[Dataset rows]
[start]

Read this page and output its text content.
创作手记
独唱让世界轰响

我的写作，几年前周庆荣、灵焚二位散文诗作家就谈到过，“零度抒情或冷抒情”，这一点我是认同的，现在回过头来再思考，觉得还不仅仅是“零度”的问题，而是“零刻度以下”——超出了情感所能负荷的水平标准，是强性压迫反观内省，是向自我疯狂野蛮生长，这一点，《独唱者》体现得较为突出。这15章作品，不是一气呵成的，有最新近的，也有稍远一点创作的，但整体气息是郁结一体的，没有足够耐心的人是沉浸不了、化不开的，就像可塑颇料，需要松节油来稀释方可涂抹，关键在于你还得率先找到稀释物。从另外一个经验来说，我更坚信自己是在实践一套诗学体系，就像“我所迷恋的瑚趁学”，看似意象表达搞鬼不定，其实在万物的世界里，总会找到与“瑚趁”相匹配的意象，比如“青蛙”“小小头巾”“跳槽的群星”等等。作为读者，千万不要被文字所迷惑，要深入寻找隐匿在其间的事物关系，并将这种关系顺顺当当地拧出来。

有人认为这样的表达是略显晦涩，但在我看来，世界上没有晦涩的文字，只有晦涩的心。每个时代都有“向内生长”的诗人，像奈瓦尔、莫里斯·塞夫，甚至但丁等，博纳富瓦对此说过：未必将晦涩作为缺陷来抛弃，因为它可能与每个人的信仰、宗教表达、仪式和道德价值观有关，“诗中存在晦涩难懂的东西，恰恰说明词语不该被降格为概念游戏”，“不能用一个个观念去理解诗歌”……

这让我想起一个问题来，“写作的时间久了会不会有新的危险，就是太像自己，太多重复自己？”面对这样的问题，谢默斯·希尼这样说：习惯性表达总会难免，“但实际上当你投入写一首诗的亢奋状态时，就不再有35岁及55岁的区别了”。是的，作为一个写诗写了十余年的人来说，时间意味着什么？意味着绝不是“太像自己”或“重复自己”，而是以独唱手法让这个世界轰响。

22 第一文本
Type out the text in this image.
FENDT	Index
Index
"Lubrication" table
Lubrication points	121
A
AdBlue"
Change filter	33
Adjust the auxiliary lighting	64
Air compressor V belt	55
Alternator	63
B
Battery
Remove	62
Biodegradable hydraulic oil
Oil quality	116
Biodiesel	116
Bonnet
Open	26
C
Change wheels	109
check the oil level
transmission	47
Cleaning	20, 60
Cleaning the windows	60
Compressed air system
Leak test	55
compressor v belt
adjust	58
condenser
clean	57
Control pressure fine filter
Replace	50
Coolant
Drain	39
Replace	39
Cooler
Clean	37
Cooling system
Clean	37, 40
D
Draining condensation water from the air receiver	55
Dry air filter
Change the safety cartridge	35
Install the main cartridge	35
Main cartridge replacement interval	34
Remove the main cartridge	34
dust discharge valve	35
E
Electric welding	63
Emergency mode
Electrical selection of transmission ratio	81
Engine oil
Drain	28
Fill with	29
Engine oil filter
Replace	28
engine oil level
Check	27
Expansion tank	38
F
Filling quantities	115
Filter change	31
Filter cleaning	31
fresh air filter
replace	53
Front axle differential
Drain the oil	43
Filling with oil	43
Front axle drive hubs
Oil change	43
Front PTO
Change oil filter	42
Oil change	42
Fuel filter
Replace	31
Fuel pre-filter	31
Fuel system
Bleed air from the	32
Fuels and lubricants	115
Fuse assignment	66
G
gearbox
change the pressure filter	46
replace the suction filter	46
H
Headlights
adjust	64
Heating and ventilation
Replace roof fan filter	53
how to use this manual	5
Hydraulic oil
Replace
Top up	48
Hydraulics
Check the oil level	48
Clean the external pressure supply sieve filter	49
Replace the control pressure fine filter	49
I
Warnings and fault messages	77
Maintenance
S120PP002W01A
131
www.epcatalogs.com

[end]

AIM:
Extract every entry above as it appears.

ANSWER:
Read this page and output its text content.
创作手记
独唱让世界轰响

我的写作，几年前周庆荣、灵焚二位散文诗作家就谈到过，“零度抒情或冷抒情”，这一点我是认同的，现在回过头来再思考，觉得还不仅仅是“零度”的问题，而是“零刻度以下”——超出了情感所能负荷的水平标准，是强性压迫反观内省，是向自我疯狂野蛮生长，这一点，《独唱者》体现得较为突出。这15章作品，不是一气呵成的，有最新近的，也有稍远一点创作的，但整体气息是郁结一体的，没有足够耐心的人是沉浸不了、化不开的，就像可塑颇料，需要松节油来稀释方可涂抹，关键在于你还得率先找到稀释物。从另外一个经验来说，我更坚信自己是在实践一套诗学体系，就像“我所迷恋的瑚趁学”，看似意象表达搞鬼不定，其实在万物的世界里，总会找到与“瑚趁”相匹配的意象，比如“青蛙”“小小头巾”“跳槽的群星”等等。作为读者，千万不要被文字所迷惑，要深入寻找隐匿在其间的事物关系，并将这种关系顺顺当当地拧出来。

有人认为这样的表达是略显晦涩，但在我看来，世界上没有晦涩的文字，只有晦涩的心。每个时代都有“向内生长”的诗人，像奈瓦尔、莫里斯·塞夫，甚至但丁等，博纳富瓦对此说过：未必将晦涩作为缺陷来抛弃，因为它可能与每个人的信仰、宗教表达、仪式和道德价值观有关，“诗中存在晦涩难懂的东西，恰恰说明词语不该被降格为概念游戏”，“不能用一个个观念去理解诗歌”……

这让我想起一个问题来，“写作的时间久了会不会有新的危险，就是太像自己，太多重复自己？”面对这样的问题，谢默斯·希尼这样说：习惯性表达总会难免，“但实际上当你投入写一首诗的亢奋状态时，就不再有35岁及55岁的区别了”。是的，作为一个写诗写了十余年的人来说，时间意味着什么？意味着绝不是“太像自己”或“重复自己”，而是以独唱手法让这个世界轰响。

22 第一文本
Type out the text in this image.
FENDT	Index
Index
"Lubrication" table
Lubrication points	121
A
AdBlue"
Change filter	33
Adjust the auxiliary lighting	64
Air compressor V belt	55
Alternator	63
B
Battery
Remove	62
Biodegradable hydraulic oil
Oil quality	116
Biodiesel	116
Bonnet
Open	26
C
Change wheels	109
check the oil level
transmission	47
Cleaning	20, 60
Cleaning the windows	60
Compressed air system
Leak test	55
compressor v belt
adjust	58
condenser
clean	57
Control pressure fine filter
Replace	50
Coolant
Drain	39
Replace	39
Cooler
Clean	37
Cooling system
Clean	37, 40
D
Draining condensation water from the air receiver	55
Dry air filter
Change the safety cartridge	35
Install the main cartridge	35
Main cartridge replacement interval	34
Remove the main cartridge	34
dust discharge valve	35
E
Electric welding	63
Emergency mode
Electrical selection of transmission ratio	81
Engine oil
Drain	28
Fill with	29
Engine oil filter
Replace	28
engine oil level
Check	27
Expansion tank	38
F
Filling quantities	115
Filter change	31
Filter cleaning	31
fresh air filter
replace	53
Front axle differential
Drain the oil	43
Filling with oil	43
Front axle drive hubs
Oil change	43
Front PTO
Change oil filter	42
Oil change	42
Fuel filter
Replace	31
Fuel pre-filter	31
Fuel system
Bleed air from the	32
Fuels and lubricants	115
Fuse assignment	66
G
gearbox
change the pressure filter	46
replace the suction filter	46
H
Headlights
adjust	64
Heating and ventilation
Replace roof fan filter	53
how to use this manual	5
Hydraulic oil
Replace
Top up	48
Hydraulics
Check the oil level	48
Clean the external pressure supply sieve filter	49
Replace the control pressure fine filter	49
I
Warnings and fault messages	77
Maintenance
S120PP002W01A
131
www.epcatalogs.com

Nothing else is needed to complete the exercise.